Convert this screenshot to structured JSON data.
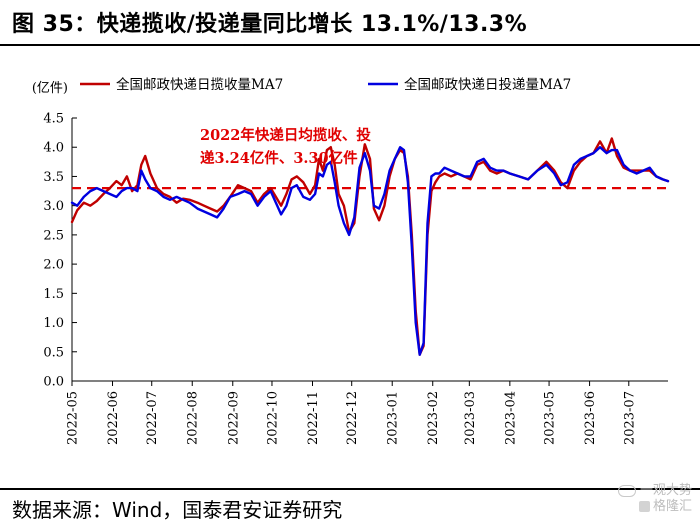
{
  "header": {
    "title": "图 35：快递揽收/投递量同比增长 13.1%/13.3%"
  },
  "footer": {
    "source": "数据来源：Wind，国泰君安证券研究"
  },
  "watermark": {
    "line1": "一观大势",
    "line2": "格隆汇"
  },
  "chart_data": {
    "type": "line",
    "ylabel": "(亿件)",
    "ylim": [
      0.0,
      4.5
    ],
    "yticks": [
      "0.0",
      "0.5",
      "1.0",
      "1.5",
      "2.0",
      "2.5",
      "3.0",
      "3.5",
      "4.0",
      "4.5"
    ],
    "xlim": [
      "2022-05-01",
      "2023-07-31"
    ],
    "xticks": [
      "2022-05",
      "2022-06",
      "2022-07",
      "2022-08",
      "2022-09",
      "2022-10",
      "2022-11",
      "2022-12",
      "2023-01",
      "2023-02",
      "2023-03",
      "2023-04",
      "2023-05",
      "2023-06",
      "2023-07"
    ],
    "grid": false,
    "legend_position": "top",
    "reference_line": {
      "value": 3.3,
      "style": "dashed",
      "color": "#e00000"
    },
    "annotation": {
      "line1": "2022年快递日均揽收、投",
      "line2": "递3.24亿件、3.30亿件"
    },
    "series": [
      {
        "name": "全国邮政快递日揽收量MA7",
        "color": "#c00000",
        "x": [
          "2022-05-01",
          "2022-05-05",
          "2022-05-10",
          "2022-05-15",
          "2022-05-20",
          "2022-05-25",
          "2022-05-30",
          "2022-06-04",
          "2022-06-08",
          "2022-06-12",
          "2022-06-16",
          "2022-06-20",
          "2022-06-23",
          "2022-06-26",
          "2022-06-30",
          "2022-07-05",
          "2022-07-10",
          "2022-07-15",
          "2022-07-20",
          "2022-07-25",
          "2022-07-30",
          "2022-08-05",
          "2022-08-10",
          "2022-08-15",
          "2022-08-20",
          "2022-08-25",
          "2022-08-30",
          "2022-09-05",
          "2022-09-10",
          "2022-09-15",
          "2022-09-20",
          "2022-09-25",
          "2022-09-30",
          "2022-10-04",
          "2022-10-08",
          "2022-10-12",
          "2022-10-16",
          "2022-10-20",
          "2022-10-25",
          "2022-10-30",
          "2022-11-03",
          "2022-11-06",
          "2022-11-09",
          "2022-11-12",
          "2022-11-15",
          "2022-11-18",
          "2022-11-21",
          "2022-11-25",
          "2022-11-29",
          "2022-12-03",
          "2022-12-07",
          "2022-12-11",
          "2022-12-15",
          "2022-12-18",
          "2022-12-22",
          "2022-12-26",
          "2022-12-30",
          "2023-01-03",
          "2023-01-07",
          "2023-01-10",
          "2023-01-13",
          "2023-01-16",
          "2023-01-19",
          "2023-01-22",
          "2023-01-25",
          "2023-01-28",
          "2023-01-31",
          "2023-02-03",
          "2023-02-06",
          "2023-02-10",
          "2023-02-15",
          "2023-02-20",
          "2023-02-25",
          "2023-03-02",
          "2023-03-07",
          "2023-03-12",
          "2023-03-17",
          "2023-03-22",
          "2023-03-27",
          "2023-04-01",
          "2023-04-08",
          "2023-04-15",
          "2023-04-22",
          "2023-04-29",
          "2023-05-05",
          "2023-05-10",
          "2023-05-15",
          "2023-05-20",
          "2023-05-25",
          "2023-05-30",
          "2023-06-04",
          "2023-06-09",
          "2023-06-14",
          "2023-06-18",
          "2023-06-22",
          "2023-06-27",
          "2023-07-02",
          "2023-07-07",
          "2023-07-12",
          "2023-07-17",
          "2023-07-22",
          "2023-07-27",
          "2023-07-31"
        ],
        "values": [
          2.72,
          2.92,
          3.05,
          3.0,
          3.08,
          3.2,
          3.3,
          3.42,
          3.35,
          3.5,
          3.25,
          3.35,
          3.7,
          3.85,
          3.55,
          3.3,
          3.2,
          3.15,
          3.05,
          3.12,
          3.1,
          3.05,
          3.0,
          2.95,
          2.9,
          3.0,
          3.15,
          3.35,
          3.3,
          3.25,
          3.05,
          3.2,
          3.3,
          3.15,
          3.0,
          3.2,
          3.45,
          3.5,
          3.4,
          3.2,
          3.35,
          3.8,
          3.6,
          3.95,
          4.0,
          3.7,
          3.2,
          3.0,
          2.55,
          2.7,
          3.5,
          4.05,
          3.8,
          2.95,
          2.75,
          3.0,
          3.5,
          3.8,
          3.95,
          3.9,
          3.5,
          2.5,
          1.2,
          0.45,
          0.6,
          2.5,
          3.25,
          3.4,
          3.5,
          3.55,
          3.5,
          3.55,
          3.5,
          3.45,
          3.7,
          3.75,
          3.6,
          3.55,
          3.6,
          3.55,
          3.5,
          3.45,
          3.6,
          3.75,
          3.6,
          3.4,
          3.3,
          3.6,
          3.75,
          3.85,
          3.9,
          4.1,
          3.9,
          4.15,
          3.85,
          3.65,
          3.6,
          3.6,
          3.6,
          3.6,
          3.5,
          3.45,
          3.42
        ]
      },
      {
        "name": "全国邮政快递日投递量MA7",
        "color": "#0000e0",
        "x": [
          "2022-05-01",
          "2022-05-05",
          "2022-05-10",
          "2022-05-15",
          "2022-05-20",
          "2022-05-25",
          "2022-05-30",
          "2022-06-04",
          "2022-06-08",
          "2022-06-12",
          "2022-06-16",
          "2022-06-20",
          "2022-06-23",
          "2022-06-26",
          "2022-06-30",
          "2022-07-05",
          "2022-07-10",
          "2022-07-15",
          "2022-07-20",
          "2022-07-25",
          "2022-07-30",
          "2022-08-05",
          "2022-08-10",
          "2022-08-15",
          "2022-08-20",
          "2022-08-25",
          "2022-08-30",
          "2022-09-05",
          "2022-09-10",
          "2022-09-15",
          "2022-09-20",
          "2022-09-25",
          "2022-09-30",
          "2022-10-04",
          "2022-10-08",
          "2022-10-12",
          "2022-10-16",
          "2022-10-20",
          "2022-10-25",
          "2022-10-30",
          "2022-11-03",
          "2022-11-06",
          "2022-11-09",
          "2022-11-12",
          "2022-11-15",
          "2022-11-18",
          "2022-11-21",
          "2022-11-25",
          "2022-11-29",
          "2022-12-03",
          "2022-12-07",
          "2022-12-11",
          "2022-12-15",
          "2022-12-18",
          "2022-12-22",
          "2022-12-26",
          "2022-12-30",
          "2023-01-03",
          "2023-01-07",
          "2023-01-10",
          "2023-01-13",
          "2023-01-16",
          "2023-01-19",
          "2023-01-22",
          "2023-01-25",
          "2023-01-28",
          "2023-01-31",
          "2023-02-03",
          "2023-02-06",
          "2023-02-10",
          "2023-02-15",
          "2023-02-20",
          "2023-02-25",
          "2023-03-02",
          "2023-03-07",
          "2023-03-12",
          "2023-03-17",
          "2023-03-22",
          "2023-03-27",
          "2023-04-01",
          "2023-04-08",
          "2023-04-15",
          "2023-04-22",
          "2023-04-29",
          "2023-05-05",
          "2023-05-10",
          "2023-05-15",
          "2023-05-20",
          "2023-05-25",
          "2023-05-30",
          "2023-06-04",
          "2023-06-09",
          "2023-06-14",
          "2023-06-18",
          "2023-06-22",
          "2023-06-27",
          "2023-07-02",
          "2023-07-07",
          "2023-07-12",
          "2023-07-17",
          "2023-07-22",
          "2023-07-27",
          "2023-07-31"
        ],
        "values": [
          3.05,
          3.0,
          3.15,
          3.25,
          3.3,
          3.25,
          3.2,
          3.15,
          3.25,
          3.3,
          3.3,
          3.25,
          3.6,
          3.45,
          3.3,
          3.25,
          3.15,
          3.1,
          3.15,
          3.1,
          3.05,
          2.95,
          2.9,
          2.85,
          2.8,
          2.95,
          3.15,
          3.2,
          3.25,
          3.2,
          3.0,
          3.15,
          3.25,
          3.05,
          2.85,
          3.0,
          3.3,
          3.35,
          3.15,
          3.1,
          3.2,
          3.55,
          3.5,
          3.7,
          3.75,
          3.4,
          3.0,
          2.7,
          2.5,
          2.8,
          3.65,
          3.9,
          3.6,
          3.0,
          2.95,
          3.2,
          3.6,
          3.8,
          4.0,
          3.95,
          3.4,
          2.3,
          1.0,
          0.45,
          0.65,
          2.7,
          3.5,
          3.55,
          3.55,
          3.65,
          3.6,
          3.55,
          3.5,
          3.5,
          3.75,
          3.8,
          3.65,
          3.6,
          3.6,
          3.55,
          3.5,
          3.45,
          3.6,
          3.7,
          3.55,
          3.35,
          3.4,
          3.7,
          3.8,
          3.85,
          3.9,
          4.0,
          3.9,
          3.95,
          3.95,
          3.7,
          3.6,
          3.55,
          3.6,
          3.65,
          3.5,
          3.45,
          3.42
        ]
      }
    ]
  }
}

____________________

Filter the records above for "name" and copy every matching line.

=== RESPONSE TO THE EXERCISE ===
        "name": "全国邮政快递日揽收量MA7",
        "name": "全国邮政快递日投递量MA7",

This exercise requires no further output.